### Dataset excerpts ###

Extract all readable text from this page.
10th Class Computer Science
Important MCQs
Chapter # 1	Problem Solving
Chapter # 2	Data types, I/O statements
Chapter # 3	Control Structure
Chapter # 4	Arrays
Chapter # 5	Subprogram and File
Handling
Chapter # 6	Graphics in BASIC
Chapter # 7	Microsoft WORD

###

Check each line above for the string "Chapter" and show the ones that have it.

> _Response_:
Chapter # 1	Problem Solving
Chapter # 2	Data types, I/O statements
Chapter # 3	Control Structure
Chapter # 4	Arrays
Chapter # 5	Subprogram and File
Chapter # 6	Graphics in BASIC
Chapter # 7	Microsoft WORD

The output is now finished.